From the material below, list every line containing "name".
>>>>
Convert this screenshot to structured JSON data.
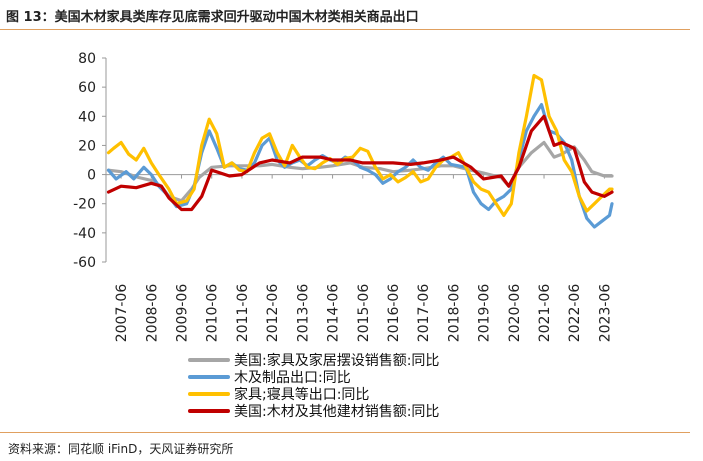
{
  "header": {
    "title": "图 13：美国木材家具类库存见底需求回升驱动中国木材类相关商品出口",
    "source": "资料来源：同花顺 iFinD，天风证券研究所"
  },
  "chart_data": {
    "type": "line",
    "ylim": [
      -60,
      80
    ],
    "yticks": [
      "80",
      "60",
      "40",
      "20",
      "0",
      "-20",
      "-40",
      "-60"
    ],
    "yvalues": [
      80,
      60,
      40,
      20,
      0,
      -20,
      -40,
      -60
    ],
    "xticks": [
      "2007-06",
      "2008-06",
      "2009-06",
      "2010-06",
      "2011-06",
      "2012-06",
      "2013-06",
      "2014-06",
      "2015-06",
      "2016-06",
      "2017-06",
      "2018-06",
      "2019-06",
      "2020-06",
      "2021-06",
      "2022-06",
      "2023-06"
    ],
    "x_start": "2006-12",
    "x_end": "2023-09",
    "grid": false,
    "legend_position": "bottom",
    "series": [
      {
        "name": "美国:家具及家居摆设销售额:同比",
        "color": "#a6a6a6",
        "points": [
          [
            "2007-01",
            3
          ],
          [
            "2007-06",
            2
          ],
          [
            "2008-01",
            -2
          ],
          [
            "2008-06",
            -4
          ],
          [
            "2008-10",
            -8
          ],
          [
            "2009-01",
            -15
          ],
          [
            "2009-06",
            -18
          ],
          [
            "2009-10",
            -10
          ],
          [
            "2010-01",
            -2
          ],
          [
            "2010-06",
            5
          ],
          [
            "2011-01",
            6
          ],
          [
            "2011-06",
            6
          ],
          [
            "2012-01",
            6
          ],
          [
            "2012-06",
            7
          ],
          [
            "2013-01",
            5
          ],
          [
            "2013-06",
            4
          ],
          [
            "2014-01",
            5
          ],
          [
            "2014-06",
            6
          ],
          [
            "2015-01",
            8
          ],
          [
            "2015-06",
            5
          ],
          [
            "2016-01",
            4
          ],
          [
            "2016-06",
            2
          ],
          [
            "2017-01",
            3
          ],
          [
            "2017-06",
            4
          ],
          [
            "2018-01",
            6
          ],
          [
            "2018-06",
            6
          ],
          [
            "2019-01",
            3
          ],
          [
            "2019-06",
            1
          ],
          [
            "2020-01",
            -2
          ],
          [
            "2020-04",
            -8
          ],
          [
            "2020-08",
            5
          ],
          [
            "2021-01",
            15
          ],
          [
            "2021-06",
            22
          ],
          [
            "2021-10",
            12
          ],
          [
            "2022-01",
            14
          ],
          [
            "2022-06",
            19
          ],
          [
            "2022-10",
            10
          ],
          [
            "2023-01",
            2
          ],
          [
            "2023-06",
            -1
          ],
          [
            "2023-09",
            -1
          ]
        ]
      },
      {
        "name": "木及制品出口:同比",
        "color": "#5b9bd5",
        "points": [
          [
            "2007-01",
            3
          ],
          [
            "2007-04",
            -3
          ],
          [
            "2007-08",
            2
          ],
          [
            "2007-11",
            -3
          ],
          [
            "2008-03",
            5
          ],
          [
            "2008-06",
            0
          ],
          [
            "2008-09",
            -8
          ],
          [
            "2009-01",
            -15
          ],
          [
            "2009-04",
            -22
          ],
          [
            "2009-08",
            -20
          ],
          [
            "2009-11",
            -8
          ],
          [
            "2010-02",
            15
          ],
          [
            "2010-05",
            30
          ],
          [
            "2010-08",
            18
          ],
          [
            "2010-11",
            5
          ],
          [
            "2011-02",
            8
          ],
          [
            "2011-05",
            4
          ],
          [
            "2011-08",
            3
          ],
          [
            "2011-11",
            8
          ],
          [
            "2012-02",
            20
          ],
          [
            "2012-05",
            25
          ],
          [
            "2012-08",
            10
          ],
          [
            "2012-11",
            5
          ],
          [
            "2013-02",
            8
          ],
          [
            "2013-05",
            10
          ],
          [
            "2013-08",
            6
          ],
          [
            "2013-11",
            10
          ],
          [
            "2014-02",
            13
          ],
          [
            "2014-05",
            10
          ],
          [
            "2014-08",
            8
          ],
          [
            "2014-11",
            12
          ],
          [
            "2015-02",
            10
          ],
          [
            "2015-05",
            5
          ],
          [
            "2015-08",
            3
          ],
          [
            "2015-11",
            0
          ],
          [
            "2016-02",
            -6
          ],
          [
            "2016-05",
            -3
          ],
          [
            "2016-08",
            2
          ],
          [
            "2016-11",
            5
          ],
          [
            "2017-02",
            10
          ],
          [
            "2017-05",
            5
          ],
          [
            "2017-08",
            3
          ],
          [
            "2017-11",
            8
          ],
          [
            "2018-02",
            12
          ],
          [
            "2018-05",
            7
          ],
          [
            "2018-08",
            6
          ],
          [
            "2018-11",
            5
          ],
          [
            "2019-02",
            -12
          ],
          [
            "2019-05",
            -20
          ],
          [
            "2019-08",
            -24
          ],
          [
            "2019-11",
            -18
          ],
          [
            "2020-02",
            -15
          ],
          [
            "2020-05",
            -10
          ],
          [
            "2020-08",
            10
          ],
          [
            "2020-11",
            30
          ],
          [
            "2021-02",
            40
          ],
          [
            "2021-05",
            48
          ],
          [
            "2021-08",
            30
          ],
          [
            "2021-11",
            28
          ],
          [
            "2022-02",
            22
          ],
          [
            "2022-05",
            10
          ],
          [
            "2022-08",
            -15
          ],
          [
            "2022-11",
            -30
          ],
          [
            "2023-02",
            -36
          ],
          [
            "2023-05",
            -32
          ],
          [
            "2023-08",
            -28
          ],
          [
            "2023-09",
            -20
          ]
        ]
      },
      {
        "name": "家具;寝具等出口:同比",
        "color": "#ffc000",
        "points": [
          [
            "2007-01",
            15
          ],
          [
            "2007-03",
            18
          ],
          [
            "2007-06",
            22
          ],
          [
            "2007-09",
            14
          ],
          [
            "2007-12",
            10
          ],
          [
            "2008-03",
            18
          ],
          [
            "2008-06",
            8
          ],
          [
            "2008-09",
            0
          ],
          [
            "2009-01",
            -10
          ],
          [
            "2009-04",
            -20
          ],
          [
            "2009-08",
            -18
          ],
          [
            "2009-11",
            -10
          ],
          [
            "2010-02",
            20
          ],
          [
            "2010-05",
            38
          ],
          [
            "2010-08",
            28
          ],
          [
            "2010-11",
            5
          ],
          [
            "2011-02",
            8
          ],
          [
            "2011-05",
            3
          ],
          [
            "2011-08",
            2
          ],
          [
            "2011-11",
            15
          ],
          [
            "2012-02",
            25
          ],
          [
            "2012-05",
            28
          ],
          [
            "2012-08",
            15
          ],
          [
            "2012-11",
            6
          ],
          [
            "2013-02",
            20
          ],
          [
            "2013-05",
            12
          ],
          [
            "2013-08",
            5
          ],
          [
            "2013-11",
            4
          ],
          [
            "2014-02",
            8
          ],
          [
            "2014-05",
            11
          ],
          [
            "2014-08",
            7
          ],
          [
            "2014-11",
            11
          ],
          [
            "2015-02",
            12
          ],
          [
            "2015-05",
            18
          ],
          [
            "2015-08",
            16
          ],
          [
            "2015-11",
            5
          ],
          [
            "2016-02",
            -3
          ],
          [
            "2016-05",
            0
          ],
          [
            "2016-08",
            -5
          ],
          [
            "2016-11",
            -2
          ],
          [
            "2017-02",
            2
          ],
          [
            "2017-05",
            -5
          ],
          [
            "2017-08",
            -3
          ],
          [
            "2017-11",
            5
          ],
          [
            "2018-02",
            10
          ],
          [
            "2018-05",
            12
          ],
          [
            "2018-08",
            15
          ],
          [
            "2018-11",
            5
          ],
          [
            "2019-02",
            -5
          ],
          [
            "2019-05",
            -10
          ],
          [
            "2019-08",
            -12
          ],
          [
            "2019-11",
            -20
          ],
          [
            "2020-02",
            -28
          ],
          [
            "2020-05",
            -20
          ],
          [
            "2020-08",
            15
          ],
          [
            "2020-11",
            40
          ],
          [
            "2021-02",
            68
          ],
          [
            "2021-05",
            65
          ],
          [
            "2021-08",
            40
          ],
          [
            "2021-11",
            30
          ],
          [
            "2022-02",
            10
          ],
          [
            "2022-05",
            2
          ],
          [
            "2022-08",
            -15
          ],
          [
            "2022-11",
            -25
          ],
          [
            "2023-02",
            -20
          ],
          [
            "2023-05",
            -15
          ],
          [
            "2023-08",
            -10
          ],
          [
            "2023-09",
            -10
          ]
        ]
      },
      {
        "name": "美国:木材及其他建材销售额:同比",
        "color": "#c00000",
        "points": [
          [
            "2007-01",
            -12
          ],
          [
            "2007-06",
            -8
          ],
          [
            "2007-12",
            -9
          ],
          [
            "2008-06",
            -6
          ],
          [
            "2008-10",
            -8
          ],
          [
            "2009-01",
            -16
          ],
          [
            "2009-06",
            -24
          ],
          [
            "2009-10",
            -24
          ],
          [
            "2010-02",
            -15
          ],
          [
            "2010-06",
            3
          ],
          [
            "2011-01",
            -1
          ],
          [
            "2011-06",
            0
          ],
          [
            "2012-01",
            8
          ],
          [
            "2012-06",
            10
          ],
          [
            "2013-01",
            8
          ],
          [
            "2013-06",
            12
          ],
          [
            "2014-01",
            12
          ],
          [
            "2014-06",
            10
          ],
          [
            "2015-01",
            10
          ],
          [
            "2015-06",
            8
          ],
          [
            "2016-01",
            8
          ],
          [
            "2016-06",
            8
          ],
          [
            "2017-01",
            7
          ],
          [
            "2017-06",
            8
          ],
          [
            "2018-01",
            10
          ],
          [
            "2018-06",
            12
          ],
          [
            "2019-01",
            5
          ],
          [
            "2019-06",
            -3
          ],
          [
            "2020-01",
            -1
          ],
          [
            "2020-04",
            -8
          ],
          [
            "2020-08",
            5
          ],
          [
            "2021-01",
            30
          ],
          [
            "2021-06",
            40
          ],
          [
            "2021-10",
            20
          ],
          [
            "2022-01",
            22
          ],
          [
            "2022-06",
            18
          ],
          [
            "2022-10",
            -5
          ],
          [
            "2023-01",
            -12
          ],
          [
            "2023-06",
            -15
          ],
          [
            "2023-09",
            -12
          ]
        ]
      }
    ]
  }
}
<<<<
Response below -
        "name": "美国:家具及家居摆设销售额:同比",
        "name": "木及制品出口:同比",
        "name": "家具;寝具等出口:同比",
        "name": "美国:木材及其他建材销售额:同比",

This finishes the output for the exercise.